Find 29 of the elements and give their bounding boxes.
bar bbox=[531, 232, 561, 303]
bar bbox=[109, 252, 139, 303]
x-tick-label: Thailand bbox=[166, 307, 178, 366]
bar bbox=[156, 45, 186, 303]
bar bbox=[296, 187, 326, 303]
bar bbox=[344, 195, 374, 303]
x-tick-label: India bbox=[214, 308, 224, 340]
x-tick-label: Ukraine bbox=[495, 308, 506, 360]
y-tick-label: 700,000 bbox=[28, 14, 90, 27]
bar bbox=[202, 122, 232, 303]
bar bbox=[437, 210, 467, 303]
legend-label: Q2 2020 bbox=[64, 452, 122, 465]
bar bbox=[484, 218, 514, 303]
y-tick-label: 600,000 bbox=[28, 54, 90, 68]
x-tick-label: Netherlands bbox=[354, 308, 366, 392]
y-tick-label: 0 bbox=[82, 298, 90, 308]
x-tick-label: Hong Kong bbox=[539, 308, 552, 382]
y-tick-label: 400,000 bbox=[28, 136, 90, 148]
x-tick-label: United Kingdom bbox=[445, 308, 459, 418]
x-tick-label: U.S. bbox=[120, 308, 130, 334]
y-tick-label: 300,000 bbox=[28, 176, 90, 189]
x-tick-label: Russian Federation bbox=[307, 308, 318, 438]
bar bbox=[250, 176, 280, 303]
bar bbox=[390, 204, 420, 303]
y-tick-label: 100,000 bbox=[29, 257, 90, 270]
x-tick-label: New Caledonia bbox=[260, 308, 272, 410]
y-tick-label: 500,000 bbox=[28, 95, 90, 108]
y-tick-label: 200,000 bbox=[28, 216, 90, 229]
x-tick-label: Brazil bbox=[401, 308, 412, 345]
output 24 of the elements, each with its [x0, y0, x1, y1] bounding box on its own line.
------------------------------------------------
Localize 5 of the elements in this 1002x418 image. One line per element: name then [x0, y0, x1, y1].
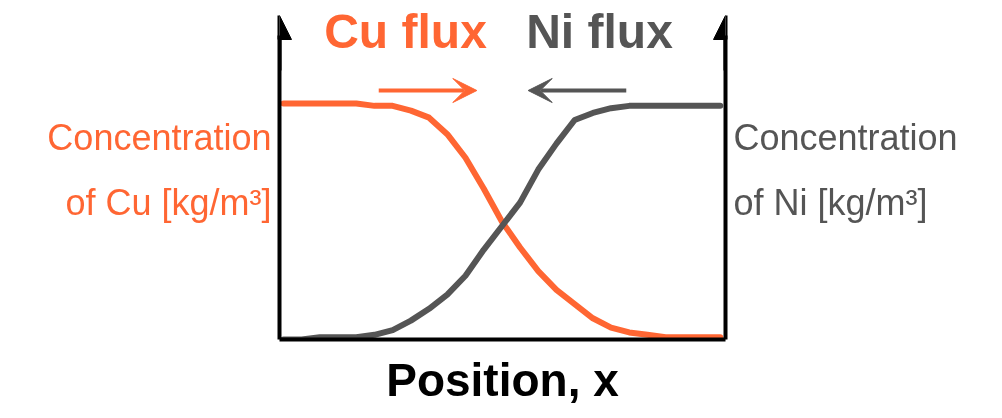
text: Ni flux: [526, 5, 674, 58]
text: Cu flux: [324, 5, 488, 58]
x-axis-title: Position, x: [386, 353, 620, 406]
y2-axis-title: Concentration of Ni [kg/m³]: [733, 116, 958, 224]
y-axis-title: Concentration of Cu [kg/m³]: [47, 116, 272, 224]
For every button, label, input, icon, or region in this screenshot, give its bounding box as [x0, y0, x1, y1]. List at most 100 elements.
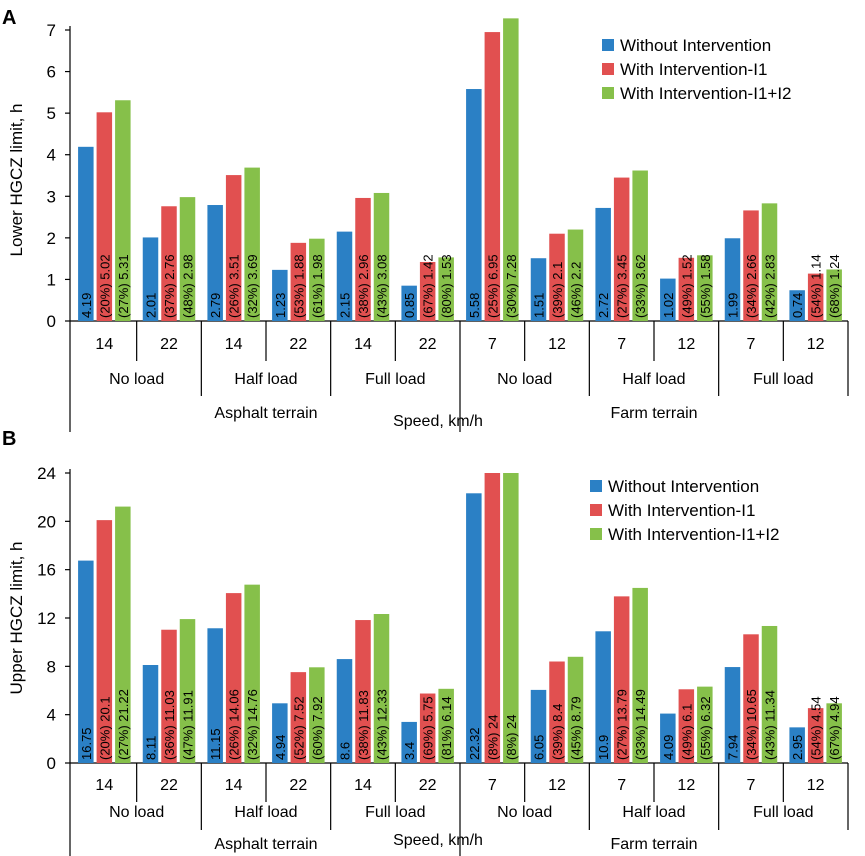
------------------------------------------------
* _Written exercise_:
Copy the data starting at the line that contains "Localize 5 of" and ending at the line that contains "For every button, label, input, icon, or", both included, and leave the pictures out of your answer.

* _Result of this exercise_:
Localize 5 of the elements in this 1002x418 image. One line per element: name then [x0, y0, x1, y1].
text: Ni flux: [526, 5, 674, 58]
text: Cu flux: [324, 5, 488, 58]
x-axis-title: Position, x: [386, 353, 620, 406]
y2-axis-title: Concentration of Ni [kg/m³]: [733, 116, 958, 224]
y-axis-title: Concentration of Cu [kg/m³]: [47, 116, 272, 224]
For every button, label, input, icon, or region in this screenshot, give its bounding box as [x0, y0, x1, y1]. List at most 100 elements.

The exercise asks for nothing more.